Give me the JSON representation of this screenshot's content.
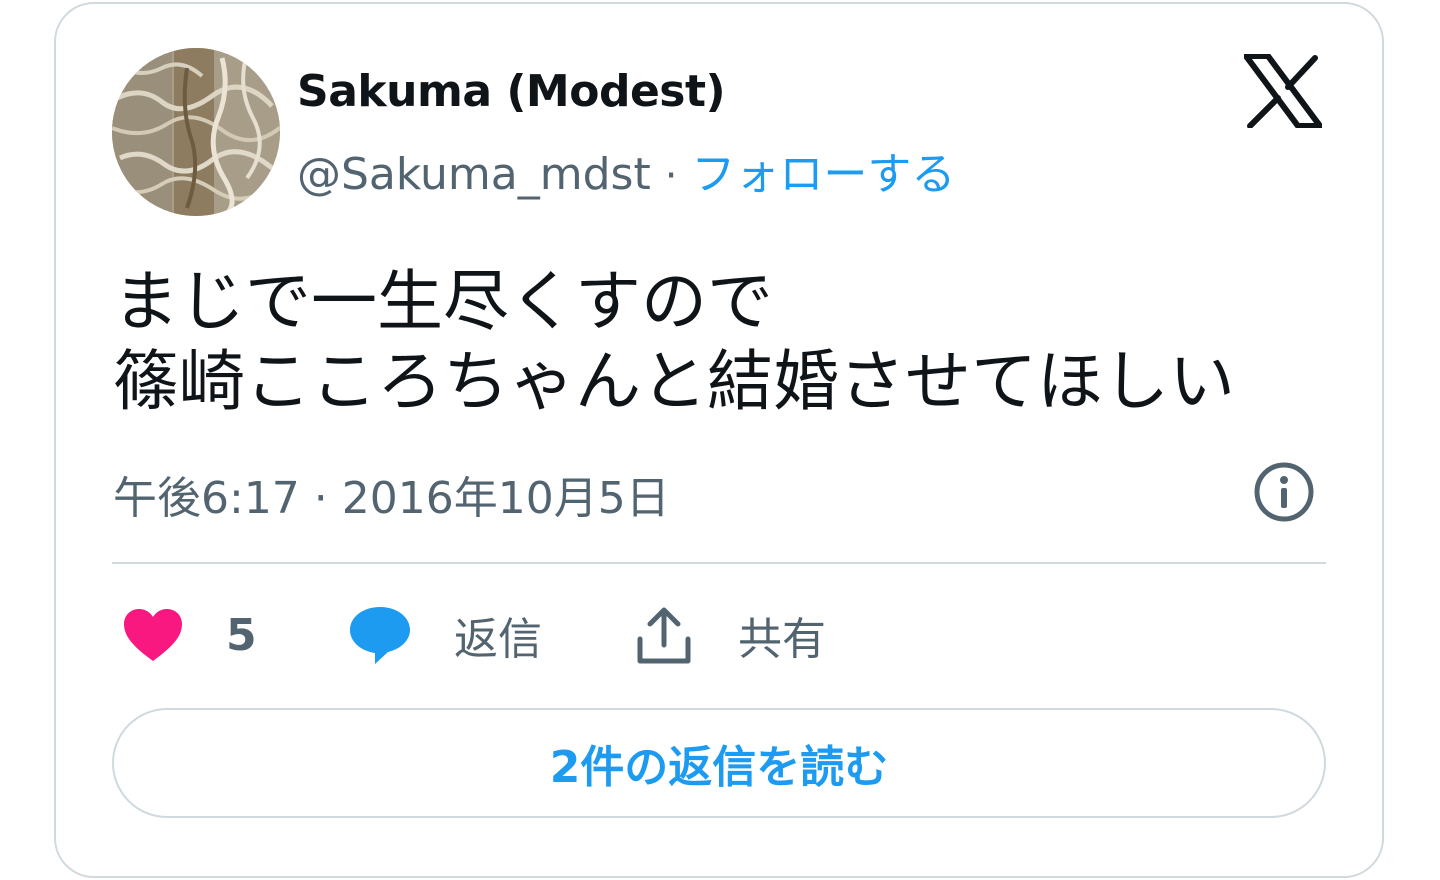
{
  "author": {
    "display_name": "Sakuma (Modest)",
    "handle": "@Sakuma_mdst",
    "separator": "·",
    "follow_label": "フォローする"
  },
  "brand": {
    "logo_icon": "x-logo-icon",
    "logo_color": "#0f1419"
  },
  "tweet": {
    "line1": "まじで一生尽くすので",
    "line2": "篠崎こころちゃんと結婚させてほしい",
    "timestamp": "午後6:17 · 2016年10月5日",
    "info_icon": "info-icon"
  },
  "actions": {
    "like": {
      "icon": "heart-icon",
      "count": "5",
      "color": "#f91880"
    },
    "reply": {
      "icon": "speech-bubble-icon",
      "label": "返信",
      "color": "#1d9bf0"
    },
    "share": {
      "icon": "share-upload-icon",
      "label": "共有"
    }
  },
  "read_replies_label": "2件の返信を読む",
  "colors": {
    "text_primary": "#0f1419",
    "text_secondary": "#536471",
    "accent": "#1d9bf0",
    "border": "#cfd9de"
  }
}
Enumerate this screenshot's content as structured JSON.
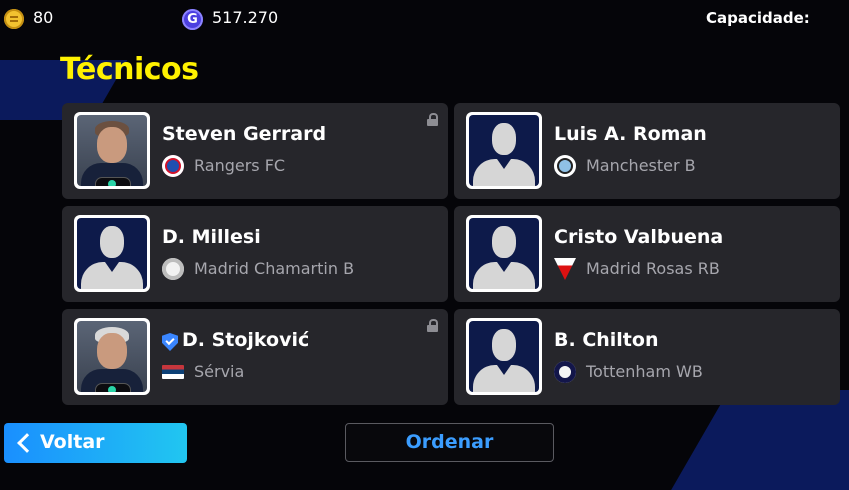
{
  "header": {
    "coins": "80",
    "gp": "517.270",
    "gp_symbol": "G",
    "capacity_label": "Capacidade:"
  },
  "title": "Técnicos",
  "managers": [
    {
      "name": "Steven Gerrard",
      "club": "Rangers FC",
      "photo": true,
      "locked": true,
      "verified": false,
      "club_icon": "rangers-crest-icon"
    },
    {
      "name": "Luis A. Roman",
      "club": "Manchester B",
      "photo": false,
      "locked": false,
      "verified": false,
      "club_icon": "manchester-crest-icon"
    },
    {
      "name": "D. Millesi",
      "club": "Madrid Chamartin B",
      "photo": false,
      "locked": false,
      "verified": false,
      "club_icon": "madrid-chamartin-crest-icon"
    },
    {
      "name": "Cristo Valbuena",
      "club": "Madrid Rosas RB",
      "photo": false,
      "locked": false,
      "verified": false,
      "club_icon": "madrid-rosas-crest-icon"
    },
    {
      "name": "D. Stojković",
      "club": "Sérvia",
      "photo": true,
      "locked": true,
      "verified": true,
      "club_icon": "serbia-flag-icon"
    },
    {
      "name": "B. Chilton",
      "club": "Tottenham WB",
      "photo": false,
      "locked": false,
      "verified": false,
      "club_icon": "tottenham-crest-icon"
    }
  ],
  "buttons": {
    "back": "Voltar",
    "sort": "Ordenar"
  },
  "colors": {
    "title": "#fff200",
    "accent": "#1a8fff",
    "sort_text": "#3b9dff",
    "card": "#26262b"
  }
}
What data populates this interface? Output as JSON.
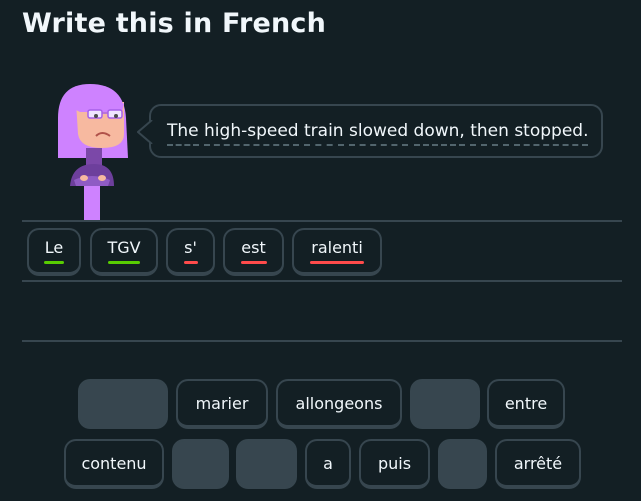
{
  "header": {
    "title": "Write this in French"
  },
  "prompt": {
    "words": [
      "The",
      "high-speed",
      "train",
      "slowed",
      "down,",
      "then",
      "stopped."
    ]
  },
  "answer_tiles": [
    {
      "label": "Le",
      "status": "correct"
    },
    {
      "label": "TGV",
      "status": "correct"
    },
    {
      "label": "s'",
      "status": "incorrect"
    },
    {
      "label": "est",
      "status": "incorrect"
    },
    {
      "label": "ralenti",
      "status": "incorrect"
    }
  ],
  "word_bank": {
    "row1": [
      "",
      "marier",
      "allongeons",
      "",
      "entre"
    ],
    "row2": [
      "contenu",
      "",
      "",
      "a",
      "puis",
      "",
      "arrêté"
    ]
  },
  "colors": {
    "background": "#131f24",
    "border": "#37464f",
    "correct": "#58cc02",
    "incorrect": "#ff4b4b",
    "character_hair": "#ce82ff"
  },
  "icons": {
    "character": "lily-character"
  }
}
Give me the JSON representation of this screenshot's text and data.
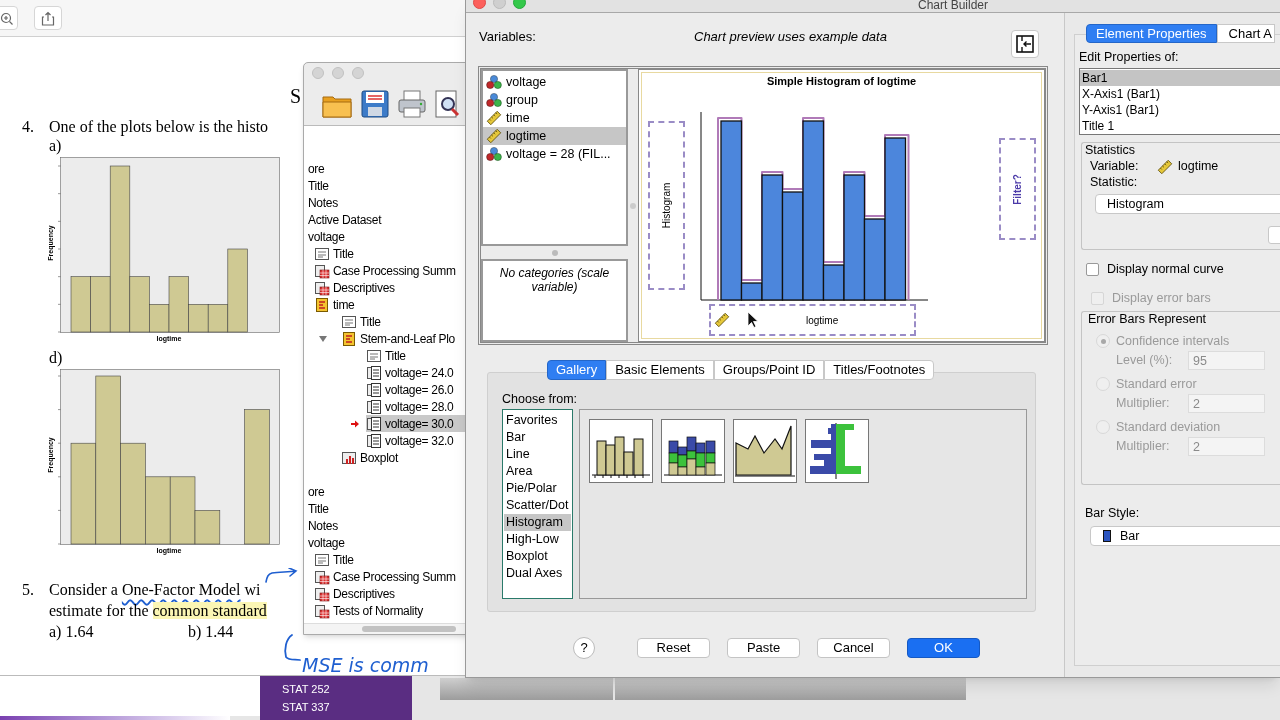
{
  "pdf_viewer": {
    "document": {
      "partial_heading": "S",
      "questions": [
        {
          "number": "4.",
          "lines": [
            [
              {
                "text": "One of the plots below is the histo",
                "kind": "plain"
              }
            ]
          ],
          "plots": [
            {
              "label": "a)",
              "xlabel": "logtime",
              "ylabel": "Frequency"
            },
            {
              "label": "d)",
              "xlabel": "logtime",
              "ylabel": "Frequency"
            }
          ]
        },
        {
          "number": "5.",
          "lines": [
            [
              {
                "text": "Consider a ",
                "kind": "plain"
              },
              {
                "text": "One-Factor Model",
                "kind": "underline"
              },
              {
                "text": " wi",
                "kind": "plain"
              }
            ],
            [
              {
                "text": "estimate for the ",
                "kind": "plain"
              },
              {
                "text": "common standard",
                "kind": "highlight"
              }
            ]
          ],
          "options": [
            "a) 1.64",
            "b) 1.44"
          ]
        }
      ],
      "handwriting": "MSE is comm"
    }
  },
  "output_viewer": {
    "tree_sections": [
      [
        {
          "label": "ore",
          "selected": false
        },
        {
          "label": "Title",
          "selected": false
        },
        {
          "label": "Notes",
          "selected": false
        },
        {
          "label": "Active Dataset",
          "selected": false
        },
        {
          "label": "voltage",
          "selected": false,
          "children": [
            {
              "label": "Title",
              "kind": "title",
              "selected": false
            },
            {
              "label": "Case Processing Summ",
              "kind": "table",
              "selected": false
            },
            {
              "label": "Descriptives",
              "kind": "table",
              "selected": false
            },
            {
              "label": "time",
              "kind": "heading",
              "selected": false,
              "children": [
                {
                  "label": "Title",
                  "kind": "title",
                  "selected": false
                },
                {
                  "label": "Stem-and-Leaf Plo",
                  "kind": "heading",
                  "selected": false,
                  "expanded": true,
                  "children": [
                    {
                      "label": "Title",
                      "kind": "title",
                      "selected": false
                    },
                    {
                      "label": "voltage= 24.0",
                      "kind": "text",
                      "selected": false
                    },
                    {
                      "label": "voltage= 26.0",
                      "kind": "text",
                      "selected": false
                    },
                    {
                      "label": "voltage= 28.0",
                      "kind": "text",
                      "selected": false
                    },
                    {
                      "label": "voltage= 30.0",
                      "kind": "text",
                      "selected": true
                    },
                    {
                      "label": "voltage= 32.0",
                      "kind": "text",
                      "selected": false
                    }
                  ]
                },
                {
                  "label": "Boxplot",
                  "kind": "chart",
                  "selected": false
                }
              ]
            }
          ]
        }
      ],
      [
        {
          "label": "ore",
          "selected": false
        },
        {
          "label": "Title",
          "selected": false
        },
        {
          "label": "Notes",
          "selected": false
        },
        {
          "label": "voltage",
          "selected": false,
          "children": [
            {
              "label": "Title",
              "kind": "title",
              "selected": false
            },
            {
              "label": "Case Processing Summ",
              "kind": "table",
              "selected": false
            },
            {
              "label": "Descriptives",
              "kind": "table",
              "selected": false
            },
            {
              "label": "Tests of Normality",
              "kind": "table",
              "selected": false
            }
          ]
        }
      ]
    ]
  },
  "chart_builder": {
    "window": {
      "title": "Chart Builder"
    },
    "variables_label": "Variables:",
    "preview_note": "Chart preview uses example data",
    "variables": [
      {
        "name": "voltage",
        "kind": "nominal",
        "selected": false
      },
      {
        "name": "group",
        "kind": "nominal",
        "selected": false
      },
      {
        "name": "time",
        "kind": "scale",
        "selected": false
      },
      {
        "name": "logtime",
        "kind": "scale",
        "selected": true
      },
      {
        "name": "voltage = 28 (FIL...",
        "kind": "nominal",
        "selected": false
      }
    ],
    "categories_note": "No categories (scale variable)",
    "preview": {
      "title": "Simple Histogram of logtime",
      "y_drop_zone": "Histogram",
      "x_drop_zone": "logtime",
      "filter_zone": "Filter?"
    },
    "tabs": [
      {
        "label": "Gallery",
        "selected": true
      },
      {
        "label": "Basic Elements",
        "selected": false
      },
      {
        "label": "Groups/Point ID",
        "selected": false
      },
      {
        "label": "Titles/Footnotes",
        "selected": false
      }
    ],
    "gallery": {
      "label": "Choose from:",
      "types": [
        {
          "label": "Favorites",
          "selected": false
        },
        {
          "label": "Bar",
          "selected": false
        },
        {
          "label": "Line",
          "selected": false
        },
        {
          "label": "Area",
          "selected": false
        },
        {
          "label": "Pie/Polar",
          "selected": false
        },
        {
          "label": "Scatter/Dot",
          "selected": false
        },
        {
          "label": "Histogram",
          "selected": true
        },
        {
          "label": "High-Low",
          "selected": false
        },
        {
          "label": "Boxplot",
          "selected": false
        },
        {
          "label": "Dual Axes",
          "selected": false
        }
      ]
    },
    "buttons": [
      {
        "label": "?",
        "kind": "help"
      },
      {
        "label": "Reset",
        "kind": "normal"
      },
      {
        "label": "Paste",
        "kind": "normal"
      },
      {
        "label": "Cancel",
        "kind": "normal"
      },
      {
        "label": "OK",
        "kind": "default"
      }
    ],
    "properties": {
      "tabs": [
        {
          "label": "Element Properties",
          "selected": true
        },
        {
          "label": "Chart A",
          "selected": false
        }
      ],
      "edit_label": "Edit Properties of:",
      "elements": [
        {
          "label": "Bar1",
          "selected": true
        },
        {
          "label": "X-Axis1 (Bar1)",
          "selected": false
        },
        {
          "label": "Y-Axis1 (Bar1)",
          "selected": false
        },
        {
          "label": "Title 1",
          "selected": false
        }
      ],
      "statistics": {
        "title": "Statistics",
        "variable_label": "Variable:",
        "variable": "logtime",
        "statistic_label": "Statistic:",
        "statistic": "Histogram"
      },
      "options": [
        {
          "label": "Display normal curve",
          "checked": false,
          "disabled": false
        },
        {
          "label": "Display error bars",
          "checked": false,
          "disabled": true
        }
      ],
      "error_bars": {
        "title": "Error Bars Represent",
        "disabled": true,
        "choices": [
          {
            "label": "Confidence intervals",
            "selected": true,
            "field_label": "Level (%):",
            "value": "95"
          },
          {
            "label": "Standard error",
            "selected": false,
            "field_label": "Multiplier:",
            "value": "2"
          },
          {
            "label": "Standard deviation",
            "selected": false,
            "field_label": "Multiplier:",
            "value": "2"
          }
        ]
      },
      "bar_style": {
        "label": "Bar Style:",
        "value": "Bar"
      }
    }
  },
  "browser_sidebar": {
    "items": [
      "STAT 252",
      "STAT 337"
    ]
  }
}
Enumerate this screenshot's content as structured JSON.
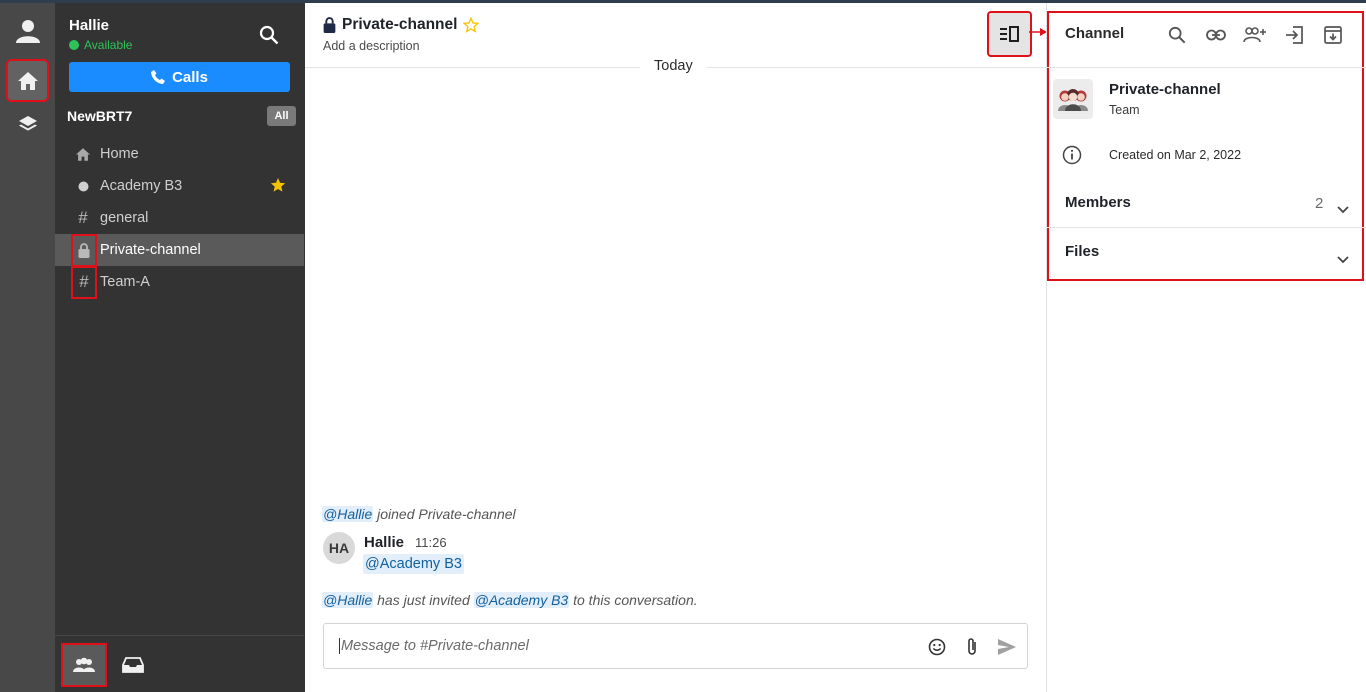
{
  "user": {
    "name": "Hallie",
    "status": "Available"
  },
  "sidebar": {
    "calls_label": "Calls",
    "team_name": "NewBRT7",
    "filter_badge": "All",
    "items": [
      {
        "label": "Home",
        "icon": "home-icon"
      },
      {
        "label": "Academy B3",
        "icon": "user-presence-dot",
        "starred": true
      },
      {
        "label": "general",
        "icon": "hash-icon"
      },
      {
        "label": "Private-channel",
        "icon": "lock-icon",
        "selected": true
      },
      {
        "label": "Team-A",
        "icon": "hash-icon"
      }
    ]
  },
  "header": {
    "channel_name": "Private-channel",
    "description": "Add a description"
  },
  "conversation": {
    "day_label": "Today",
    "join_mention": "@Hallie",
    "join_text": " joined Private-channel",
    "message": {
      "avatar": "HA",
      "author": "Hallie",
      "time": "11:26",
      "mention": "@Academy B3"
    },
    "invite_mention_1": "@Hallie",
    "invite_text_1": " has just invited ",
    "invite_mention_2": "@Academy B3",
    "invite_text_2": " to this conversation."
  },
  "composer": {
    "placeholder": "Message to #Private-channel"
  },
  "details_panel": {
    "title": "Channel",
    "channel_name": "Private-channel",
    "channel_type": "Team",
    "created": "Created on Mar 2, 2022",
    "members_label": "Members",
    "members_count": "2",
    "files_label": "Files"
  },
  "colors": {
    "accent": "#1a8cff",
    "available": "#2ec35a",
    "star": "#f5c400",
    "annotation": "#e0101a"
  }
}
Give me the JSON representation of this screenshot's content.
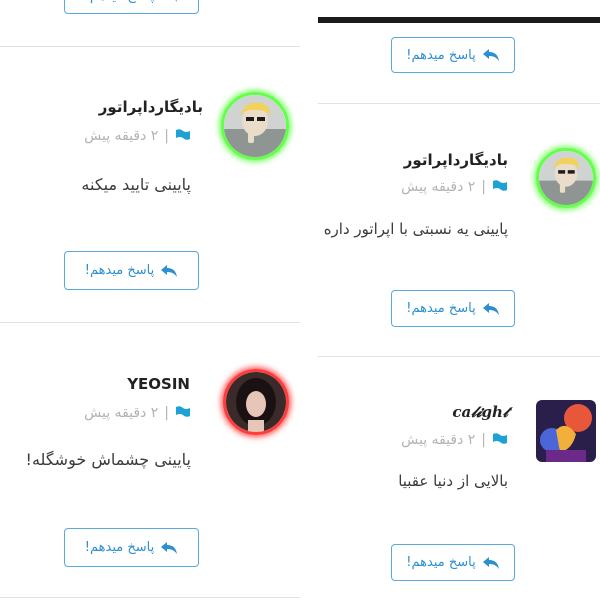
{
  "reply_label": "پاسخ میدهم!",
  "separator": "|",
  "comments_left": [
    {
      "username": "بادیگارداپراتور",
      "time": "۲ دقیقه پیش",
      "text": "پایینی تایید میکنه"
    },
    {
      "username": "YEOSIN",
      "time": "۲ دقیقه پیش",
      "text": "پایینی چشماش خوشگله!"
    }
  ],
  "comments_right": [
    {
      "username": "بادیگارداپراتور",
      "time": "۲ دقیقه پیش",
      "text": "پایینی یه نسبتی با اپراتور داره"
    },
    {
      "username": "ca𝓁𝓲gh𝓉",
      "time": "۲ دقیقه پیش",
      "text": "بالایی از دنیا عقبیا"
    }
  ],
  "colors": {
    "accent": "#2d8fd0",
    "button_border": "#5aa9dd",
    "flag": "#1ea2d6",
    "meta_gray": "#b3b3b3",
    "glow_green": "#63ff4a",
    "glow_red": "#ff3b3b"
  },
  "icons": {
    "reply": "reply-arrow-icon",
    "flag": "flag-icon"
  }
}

• Goal:
Tell how many lines of the records above hold the string "this". Give no other text.

• Response:
8